Stored data:
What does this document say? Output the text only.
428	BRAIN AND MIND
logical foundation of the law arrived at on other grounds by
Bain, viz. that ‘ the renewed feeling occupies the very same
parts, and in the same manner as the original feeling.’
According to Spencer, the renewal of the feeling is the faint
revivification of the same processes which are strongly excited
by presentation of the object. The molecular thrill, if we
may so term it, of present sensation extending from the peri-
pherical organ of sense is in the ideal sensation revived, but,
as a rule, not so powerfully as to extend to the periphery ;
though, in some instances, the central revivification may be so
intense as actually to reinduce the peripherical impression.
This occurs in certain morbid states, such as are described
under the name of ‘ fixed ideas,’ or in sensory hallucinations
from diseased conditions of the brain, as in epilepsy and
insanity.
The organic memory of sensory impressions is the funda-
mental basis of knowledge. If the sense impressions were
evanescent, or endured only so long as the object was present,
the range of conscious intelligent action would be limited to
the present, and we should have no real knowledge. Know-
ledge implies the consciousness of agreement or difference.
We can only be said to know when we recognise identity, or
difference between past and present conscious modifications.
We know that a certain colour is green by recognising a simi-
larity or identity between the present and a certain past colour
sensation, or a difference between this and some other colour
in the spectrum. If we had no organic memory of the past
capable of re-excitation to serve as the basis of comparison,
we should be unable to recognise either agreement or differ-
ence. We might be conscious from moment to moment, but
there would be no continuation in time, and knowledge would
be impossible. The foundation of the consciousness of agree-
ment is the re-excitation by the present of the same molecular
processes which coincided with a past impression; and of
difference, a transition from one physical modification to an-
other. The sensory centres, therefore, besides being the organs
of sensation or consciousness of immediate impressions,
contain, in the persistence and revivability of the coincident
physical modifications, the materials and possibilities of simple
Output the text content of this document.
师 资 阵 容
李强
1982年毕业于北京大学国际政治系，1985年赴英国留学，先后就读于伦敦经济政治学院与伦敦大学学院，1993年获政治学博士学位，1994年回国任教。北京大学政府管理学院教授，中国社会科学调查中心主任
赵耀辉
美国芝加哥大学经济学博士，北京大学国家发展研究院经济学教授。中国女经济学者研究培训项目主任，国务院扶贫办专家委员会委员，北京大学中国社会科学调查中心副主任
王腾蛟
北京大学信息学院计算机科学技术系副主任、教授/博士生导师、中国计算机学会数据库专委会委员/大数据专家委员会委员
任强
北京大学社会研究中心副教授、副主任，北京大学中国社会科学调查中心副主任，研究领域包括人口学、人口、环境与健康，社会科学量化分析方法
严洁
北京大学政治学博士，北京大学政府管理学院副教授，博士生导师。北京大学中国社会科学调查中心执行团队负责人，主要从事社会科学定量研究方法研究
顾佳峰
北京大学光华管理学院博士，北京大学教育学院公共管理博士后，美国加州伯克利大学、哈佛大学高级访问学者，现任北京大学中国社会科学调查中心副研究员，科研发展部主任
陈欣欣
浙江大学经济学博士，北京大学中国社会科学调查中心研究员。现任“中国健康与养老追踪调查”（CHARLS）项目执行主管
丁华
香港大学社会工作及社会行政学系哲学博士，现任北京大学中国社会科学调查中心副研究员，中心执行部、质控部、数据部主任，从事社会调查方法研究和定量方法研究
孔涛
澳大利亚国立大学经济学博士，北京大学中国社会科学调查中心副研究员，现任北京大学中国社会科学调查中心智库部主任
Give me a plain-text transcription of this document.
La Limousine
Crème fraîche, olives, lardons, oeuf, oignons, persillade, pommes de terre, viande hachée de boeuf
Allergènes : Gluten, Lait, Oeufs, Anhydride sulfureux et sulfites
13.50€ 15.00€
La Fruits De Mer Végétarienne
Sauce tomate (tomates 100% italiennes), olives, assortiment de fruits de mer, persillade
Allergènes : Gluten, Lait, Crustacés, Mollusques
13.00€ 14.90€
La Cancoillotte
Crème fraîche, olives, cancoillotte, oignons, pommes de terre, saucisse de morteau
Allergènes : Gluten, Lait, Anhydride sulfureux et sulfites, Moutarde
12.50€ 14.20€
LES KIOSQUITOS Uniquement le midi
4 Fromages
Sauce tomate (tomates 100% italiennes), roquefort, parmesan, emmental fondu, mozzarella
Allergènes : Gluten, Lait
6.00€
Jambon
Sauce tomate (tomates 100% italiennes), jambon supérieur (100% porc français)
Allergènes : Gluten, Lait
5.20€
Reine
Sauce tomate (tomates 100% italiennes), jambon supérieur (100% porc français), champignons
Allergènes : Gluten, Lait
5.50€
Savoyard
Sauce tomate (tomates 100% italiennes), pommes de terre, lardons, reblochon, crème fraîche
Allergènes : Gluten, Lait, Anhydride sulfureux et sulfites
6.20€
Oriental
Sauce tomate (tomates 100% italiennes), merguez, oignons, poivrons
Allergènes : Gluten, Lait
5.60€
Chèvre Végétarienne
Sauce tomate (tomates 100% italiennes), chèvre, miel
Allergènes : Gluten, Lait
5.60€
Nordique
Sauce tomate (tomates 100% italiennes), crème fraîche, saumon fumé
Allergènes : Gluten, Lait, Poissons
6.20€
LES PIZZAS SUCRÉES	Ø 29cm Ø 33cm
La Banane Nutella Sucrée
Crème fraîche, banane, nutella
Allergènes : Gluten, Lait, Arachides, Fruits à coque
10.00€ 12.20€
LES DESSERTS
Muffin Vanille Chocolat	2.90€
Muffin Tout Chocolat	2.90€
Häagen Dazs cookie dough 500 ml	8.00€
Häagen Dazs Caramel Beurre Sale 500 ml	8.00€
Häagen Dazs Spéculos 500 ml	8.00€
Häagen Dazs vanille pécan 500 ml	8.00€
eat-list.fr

**What you need to do**
Copy out each line exactly as written.

**Complete answer**
What does this document say? Output the text only.
428	BRAIN AND MIND
logical foundation of the law arrived at on other grounds by
Bain, viz. that ‘ the renewed feeling occupies the very same
parts, and in the same manner as the original feeling.’
According to Spencer, the renewal of the feeling is the faint
revivification of the same processes which are strongly excited
by presentation of the object. The molecular thrill, if we
may so term it, of present sensation extending from the peri-
pherical organ of sense is in the ideal sensation revived, but,
as a rule, not so powerfully as to extend to the periphery ;
though, in some instances, the central revivification may be so
intense as actually to reinduce the peripherical impression.
This occurs in certain morbid states, such as are described
under the name of ‘ fixed ideas,’ or in sensory hallucinations
from diseased conditions of the brain, as in epilepsy and
insanity.
The organic memory of sensory impressions is the funda-
mental basis of knowledge. If the sense impressions were
evanescent, or endured only so long as the object was present,
the range of conscious intelligent action would be limited to
the present, and we should have no real knowledge. Know-
ledge implies the consciousness of agreement or difference.
We can only be said to know when we recognise identity, or
difference between past and present conscious modifications.
We know that a certain colour is green by recognising a simi-
larity or identity between the present and a certain past colour
sensation, or a difference between this and some other colour
in the spectrum. If we had no organic memory of the past
capable of re-excitation to serve as the basis of comparison,
we should be unable to recognise either agreement or differ-
ence. We might be conscious from moment to moment, but
there would be no continuation in time, and knowledge would
be impossible. The foundation of the consciousness of agree-
ment is the re-excitation by the present of the same molecular
processes which coincided with a past impression; and of
difference, a transition from one physical modification to an-
other. The sensory centres, therefore, besides being the organs
of sensation or consciousness of immediate impressions,
contain, in the persistence and revivability of the coincident
physical modifications, the materials and possibilities of simple
Output the text content of this document.
师 资 阵 容
李强
1982年毕业于北京大学国际政治系，1985年赴英国留学，先后就读于伦敦经济政治学院与伦敦大学学院，1993年获政治学博士学位，1994年回国任教。北京大学政府管理学院教授，中国社会科学调查中心主任
赵耀辉
美国芝加哥大学经济学博士，北京大学国家发展研究院经济学教授。中国女经济学者研究培训项目主任，国务院扶贫办专家委员会委员，北京大学中国社会科学调查中心副主任
王腾蛟
北京大学信息学院计算机科学技术系副主任、教授/博士生导师、中国计算机学会数据库专委会委员/大数据专家委员会委员
任强
北京大学社会研究中心副教授、副主任，北京大学中国社会科学调查中心副主任，研究领域包括人口学、人口、环境与健康，社会科学量化分析方法
严洁
北京大学政治学博士，北京大学政府管理学院副教授，博士生导师。北京大学中国社会科学调查中心执行团队负责人，主要从事社会科学定量研究方法研究
顾佳峰
北京大学光华管理学院博士，北京大学教育学院公共管理博士后，美国加州伯克利大学、哈佛大学高级访问学者，现任北京大学中国社会科学调查中心副研究员，科研发展部主任
陈欣欣
浙江大学经济学博士，北京大学中国社会科学调查中心研究员。现任“中国健康与养老追踪调查”（CHARLS）项目执行主管
丁华
香港大学社会工作及社会行政学系哲学博士，现任北京大学中国社会科学调查中心副研究员，中心执行部、质控部、数据部主任，从事社会调查方法研究和定量方法研究
孔涛
澳大利亚国立大学经济学博士，北京大学中国社会科学调查中心副研究员，现任北京大学中国社会科学调查中心智库部主任
Give me a plain-text transcription of this document.
La Limousine
Crème fraîche, olives, lardons, oeuf, oignons, persillade, pommes de terre, viande hachée de boeuf
Allergènes : Gluten, Lait, Oeufs, Anhydride sulfureux et sulfites
13.50€ 15.00€
La Fruits De Mer Végétarienne
Sauce tomate (tomates 100% italiennes), olives, assortiment de fruits de mer, persillade
Allergènes : Gluten, Lait, Crustacés, Mollusques
13.00€ 14.90€
La Cancoillotte
Crème fraîche, olives, cancoillotte, oignons, pommes de terre, saucisse de morteau
Allergènes : Gluten, Lait, Anhydride sulfureux et sulfites, Moutarde
12.50€ 14.20€
LES KIOSQUITOS Uniquement le midi
4 Fromages
Sauce tomate (tomates 100% italiennes), roquefort, parmesan, emmental fondu, mozzarella
Allergènes : Gluten, Lait
6.00€
Jambon
Sauce tomate (tomates 100% italiennes), jambon supérieur (100% porc français)
Allergènes : Gluten, Lait
5.20€
Reine
Sauce tomate (tomates 100% italiennes), jambon supérieur (100% porc français), champignons
Allergènes : Gluten, Lait
5.50€
Savoyard
Sauce tomate (tomates 100% italiennes), pommes de terre, lardons, reblochon, crème fraîche
Allergènes : Gluten, Lait, Anhydride sulfureux et sulfites
6.20€
Oriental
Sauce tomate (tomates 100% italiennes), merguez, oignons, poivrons
Allergènes : Gluten, Lait
5.60€
Chèvre Végétarienne
Sauce tomate (tomates 100% italiennes), chèvre, miel
Allergènes : Gluten, Lait
5.60€
Nordique
Sauce tomate (tomates 100% italiennes), crème fraîche, saumon fumé
Allergènes : Gluten, Lait, Poissons
6.20€
LES PIZZAS SUCRÉES	Ø 29cm Ø 33cm
La Banane Nutella Sucrée
Crème fraîche, banane, nutella
Allergènes : Gluten, Lait, Arachides, Fruits à coque
10.00€ 12.20€
LES DESSERTS
Muffin Vanille Chocolat	2.90€
Muffin Tout Chocolat	2.90€
Häagen Dazs cookie dough 500 ml	8.00€
Häagen Dazs Caramel Beurre Sale 500 ml	8.00€
Häagen Dazs Spéculos 500 ml	8.00€
Häagen Dazs vanille pécan 500 ml	8.00€
eat-list.fr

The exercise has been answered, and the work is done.